(Spatial annotation entries)
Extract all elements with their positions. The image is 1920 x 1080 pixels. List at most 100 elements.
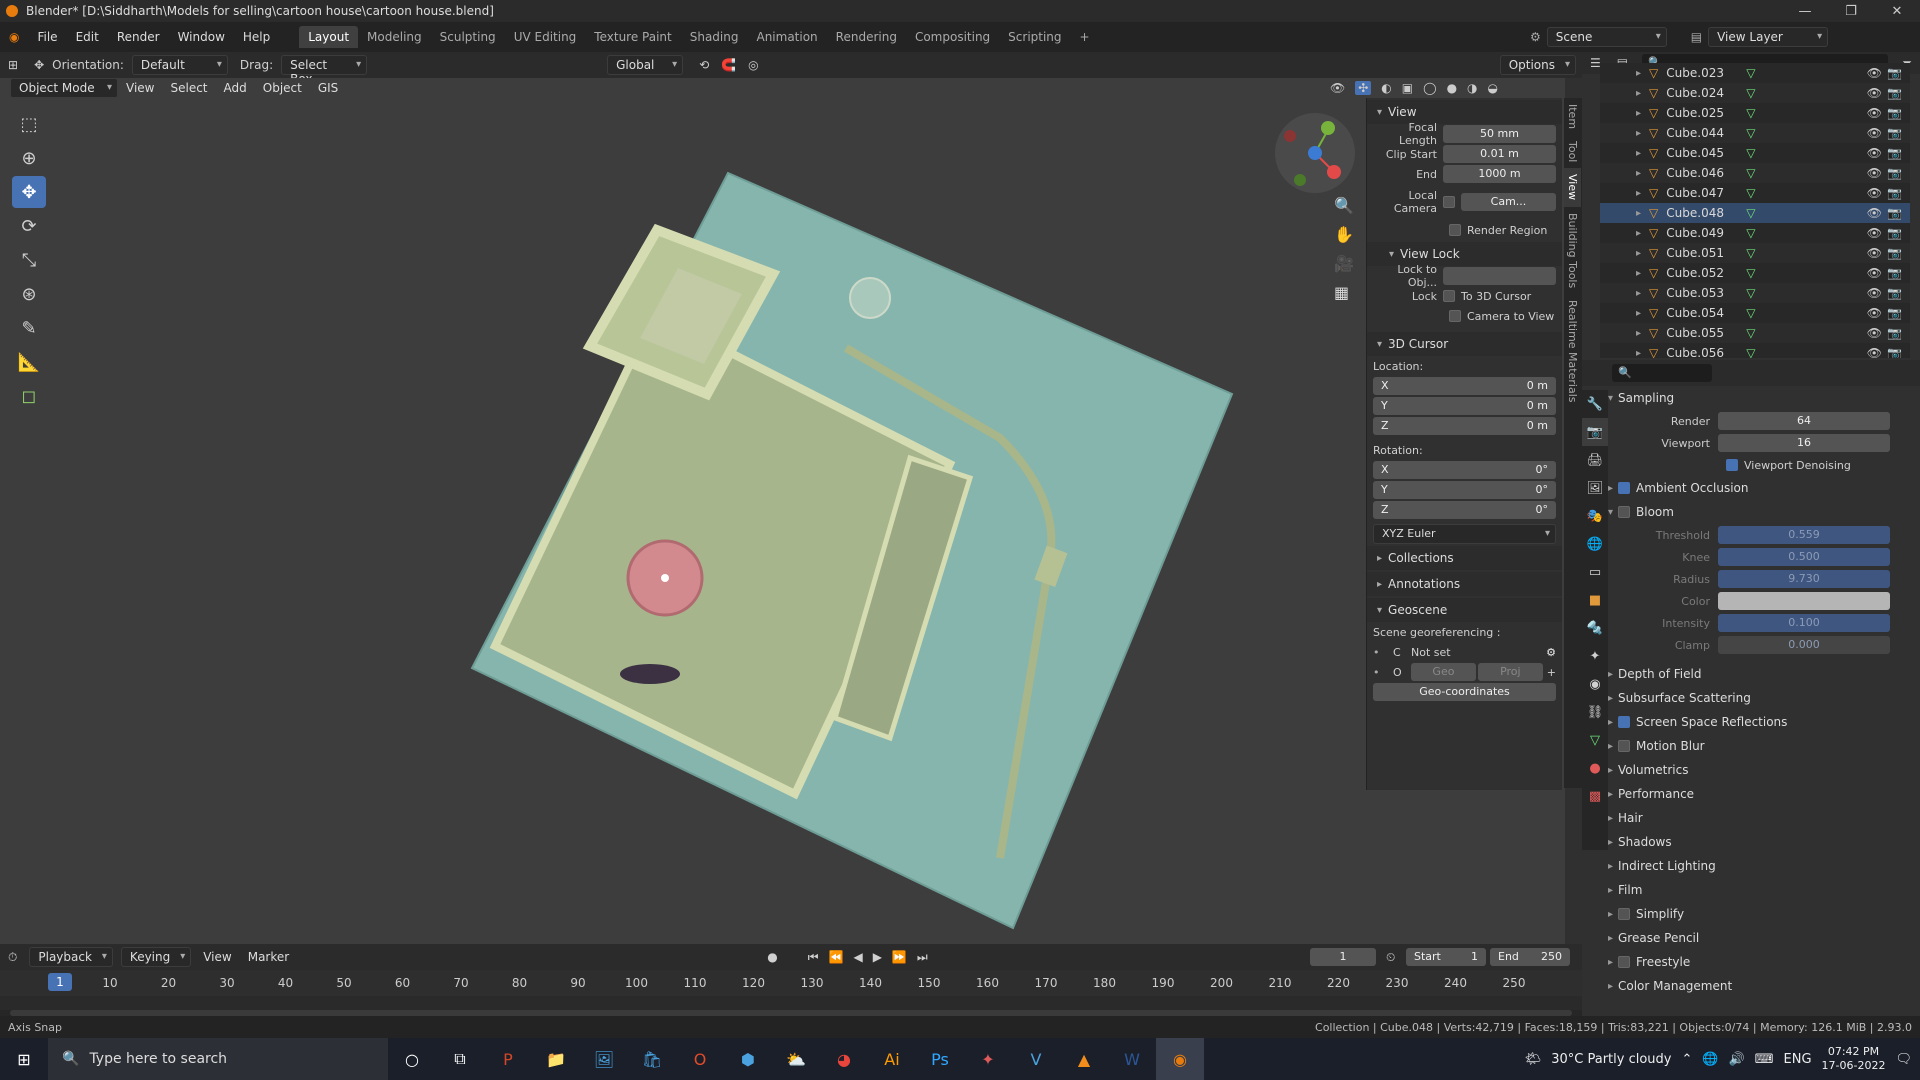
expand-arrow-icon[interactable]: ▸ [1636,328,1641,339]
visibility-eye-icon[interactable]: 👁 [1867,186,1882,200]
visibility-eye-icon[interactable]: 👁 [1867,326,1882,340]
outliner-row[interactable]: ▸ ▽ Cube.052 ▽ 👁 📷 [1600,263,1910,283]
tab-building-tools[interactable]: Building Tools [1564,207,1581,294]
tray-expand-icon[interactable]: ⌃ [1681,1052,1692,1067]
expand-arrow-icon[interactable]: ▸ [1636,268,1641,279]
radius-field[interactable]: 9.730 [1718,570,1890,588]
panel-checkbox[interactable] [1618,740,1630,752]
visibility-eye-icon[interactable]: 👁 [1867,166,1882,180]
add-crs-icon[interactable]: + [1547,666,1556,679]
visibility-eye-icon[interactable]: 👁 [1867,346,1882,358]
to-3d-cursor-checkbox[interactable] [1443,290,1455,302]
gear-icon[interactable]: ⚙ [1546,646,1556,659]
outliner-row[interactable]: ▸ ▽ Cube.046 ▽ 👁 📷 [1600,163,1910,183]
visibility-eye-icon[interactable]: 👁 [1867,106,1882,120]
annotate-tool-icon[interactable]: ✎ [12,312,46,344]
timeline-type-icon[interactable]: ⏱ [8,950,17,965]
drag-dropdown[interactable]: Select Box [281,55,368,86]
tab-view[interactable]: View [1564,168,1581,207]
panel-grease-pencil[interactable]: Grease Pencil [1582,926,1920,950]
expand-arrow-icon[interactable]: ▸ [1636,68,1641,79]
panel-indirect-lighting[interactable]: Indirect Lighting [1582,854,1920,878]
visibility-eye-icon[interactable]: 👁 [1867,146,1882,160]
cortana-icon[interactable]: ○ [388,1038,436,1080]
expand-arrow-icon[interactable]: ▸ [1636,208,1641,219]
add-workspace-button[interactable]: + [1071,26,1099,48]
geo-field[interactable]: Geo [1411,663,1476,681]
panel-freestyle[interactable]: Freestyle [1582,950,1920,974]
threshold-field[interactable]: 0.559 [1718,526,1890,544]
tab-realtime-materials[interactable]: Realtime Materials [1564,294,1581,408]
panel-screen-space-reflections[interactable]: Screen Space Reflections [1582,710,1920,734]
timeline-view-menu[interactable]: View [195,950,239,964]
panel-performance[interactable]: Performance [1582,782,1920,806]
solid-shading-icon[interactable]: ● [1447,81,1457,95]
tab-layout[interactable]: Layout [299,26,359,48]
menu-file[interactable]: File [28,30,66,44]
cursor-location-y[interactable]: Y0 m [1373,397,1556,415]
chrome-icon[interactable]: ◕ [820,1038,868,1080]
keyboard-icon[interactable]: ⌨ [1755,1052,1774,1067]
expand-arrow-icon[interactable]: ▸ [1636,108,1641,119]
overlay-icon[interactable]: ◐ [1381,81,1391,95]
add-cube-tool-icon[interactable]: ◻ [12,380,46,412]
proportional-edit-icon[interactable]: ◎ [748,58,758,72]
rotate-tool-icon[interactable]: ⟳ [12,210,46,242]
material-shading-icon[interactable]: ◑ [1467,81,1477,95]
outliner-row[interactable]: ▸ ▽ Cube.049 ▽ 👁 📷 [1600,223,1910,243]
tab-compositing[interactable]: Compositing [906,26,999,48]
panel-checkbox[interactable] [1618,956,1630,968]
snap-icon[interactable]: 🧲 [721,58,736,72]
vlc-icon[interactable]: ▲ [1060,1038,1108,1080]
volume-icon[interactable]: 🔊 [1729,1052,1745,1067]
measure-tool-icon[interactable]: 📐 [12,346,46,378]
particles-tab-icon[interactable]: ✦ [1582,642,1608,670]
expand-arrow-icon[interactable]: ▸ [1636,288,1641,299]
app-icon-2[interactable]: ⛅ [772,1038,820,1080]
texture-tab-icon[interactable]: ▩ [1582,782,1608,810]
outliner-row[interactable]: ▸ ▽ Cube.044 ▽ 👁 📷 [1600,123,1910,143]
outliner-row[interactable]: ▸ ▽ Cube.024 ▽ 👁 📷 [1600,83,1910,103]
focal-length-field[interactable]: 50 mm [1443,125,1556,143]
panel-depth-of-field[interactable]: Depth of Field [1582,662,1920,686]
render-camera-icon[interactable]: 📷 [1887,126,1902,140]
cursor-rotation-x[interactable]: X 0° [1373,461,1556,479]
playhead[interactable]: 1 [48,973,72,991]
expand-arrow-icon[interactable]: ▸ [1636,148,1641,159]
clip-start-field[interactable]: 0.01 m [1443,145,1556,163]
viewport-samples-field[interactable]: 16 [1718,434,1890,452]
render-camera-icon[interactable]: 📷 [1887,286,1902,300]
play-icon[interactable]: ▶ [873,950,882,965]
tab-item[interactable]: Item [1564,98,1581,135]
illustrator-icon[interactable]: Ai [868,1038,916,1080]
expand-arrow-icon[interactable]: ▸ [1636,128,1641,139]
ambient-occlusion-panel[interactable]: Ambient Occlusion [1582,476,1920,500]
visibility-eye-icon[interactable]: 👁 [1867,66,1882,80]
play-reverse-icon[interactable]: ◀ [853,950,862,965]
frame-ruler[interactable]: 1 10 20 30 40 50 60 70 80 90 100 110 120 130 140 150 16… [0,970,1582,996]
outliner-row[interactable]: ▸ ▽ Cube.048 ▽ 👁 📷 [1600,203,1910,223]
render-camera-icon[interactable]: 📷 [1887,206,1902,220]
panel-volumetrics[interactable]: Volumetrics [1582,758,1920,782]
weather-text[interactable]: 30°C Partly cloudy [1551,1052,1671,1067]
menu-window[interactable]: Window [169,30,234,44]
knee-field[interactable]: 0.500 [1718,548,1890,566]
collections-header[interactable]: Collections [1367,546,1562,570]
view-layer-selector[interactable]: View Layer [1708,27,1829,47]
outliner-row[interactable]: ▸ ▽ Cube.053 ▽ 👁 📷 [1600,283,1910,303]
outliner-row[interactable]: ▸ ▽ Cube.054 ▽ 👁 📷 [1600,303,1910,323]
render-camera-icon[interactable]: 📷 [1887,66,1902,80]
camera-field[interactable]: Cam... [1461,193,1556,211]
outliner-row[interactable]: ▸ ▽ Cube.023 ▽ 👁 📷 [1600,63,1910,83]
viewport-menu-select[interactable]: Select [162,81,215,95]
end-frame-field[interactable]: End 250 [1490,948,1570,966]
outliner-row[interactable]: ▸ ▽ Cube.045 ▽ 👁 📷 [1600,143,1910,163]
scene-selector[interactable]: Scene [1546,27,1667,47]
visibility-eye-icon[interactable]: 👁 [1867,306,1882,320]
panel-color-management[interactable]: Color Management [1582,974,1920,998]
properties-search[interactable]: 🔍 [1612,364,1712,382]
visibility-eye-icon[interactable]: 👁 [1867,126,1882,140]
file-explorer-icon[interactable]: 📁 [532,1038,580,1080]
data-tab-icon[interactable]: ▽ [1582,726,1608,754]
task-view-icon[interactable]: ⧉ [436,1038,484,1080]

What is needed: Echo the listing lines in the stretch from the one containing "expand-arrow-icon[interactable]: ▸ [1636,328,1641,339]" through the one containing "cursor-location-y[interactable]: Y0 m", and give only those lines.

In response:
expand-arrow-icon[interactable]: ▸ [1636,328,1641,339]
visibility-eye-icon[interactable]: 👁 [1867,186,1882,200]
visibility-eye-icon[interactable]: 👁 [1867,326,1882,340]
outliner-row[interactable]: ▸ ▽ Cube.052 ▽ 👁 📷 [1600,263,1910,283]
tab-building-tools[interactable]: Building Tools [1564,207,1581,294]
tray-expand-icon[interactable]: ⌃ [1681,1052,1692,1067]
expand-arrow-icon[interactable]: ▸ [1636,268,1641,279]
radius-field[interactable]: 9.730 [1718,570,1890,588]
panel-checkbox[interactable] [1618,740,1630,752]
visibility-eye-icon[interactable]: 👁 [1867,166,1882,180]
add-crs-icon[interactable]: + [1547,666,1556,679]
visibility-eye-icon[interactable]: 👁 [1867,346,1882,358]
to-3d-cursor-checkbox[interactable] [1443,290,1455,302]
gear-icon[interactable]: ⚙ [1546,646,1556,659]
outliner-row[interactable]: ▸ ▽ Cube.046 ▽ 👁 📷 [1600,163,1910,183]
visibility-eye-icon[interactable]: 👁 [1867,106,1882,120]
annotate-tool-icon[interactable]: ✎ [12,312,46,344]
timeline-type-icon[interactable]: ⏱ [8,950,17,965]
drag-dropdown[interactable]: Select Box [281,55,368,86]
tab-view[interactable]: View [1564,168,1581,207]
panel-grease-pencil[interactable]: Grease Pencil [1582,926,1920,950]
expand-arrow-icon[interactable]: ▸ [1636,68,1641,79]
panel-indirect-lighting[interactable]: Indirect Lighting [1582,854,1920,878]
visibility-eye-icon[interactable]: 👁 [1867,146,1882,160]
cortana-icon[interactable]: ○ [388,1038,436,1080]
expand-arrow-icon[interactable]: ▸ [1636,208,1641,219]
add-workspace-button[interactable]: + [1071,26,1099,48]
geo-field[interactable]: Geo [1411,663,1476,681]
panel-freestyle[interactable]: Freestyle [1582,950,1920,974]
threshold-field[interactable]: 0.559 [1718,526,1890,544]
tab-realtime-materials[interactable]: Realtime Materials [1564,294,1581,408]
panel-screen-space-reflections[interactable]: Screen Space Reflections [1582,710,1920,734]
timeline-view-menu[interactable]: View [195,950,239,964]
panel-performance[interactable]: Performance [1582,782,1920,806]
solid-shading-icon[interactable]: ● [1447,81,1457,95]
tab-layout[interactable]: Layout [299,26,359,48]
menu-file[interactable]: File [28,30,66,44]
cursor-location-y[interactable]: Y0 m [1373,397,1556,415]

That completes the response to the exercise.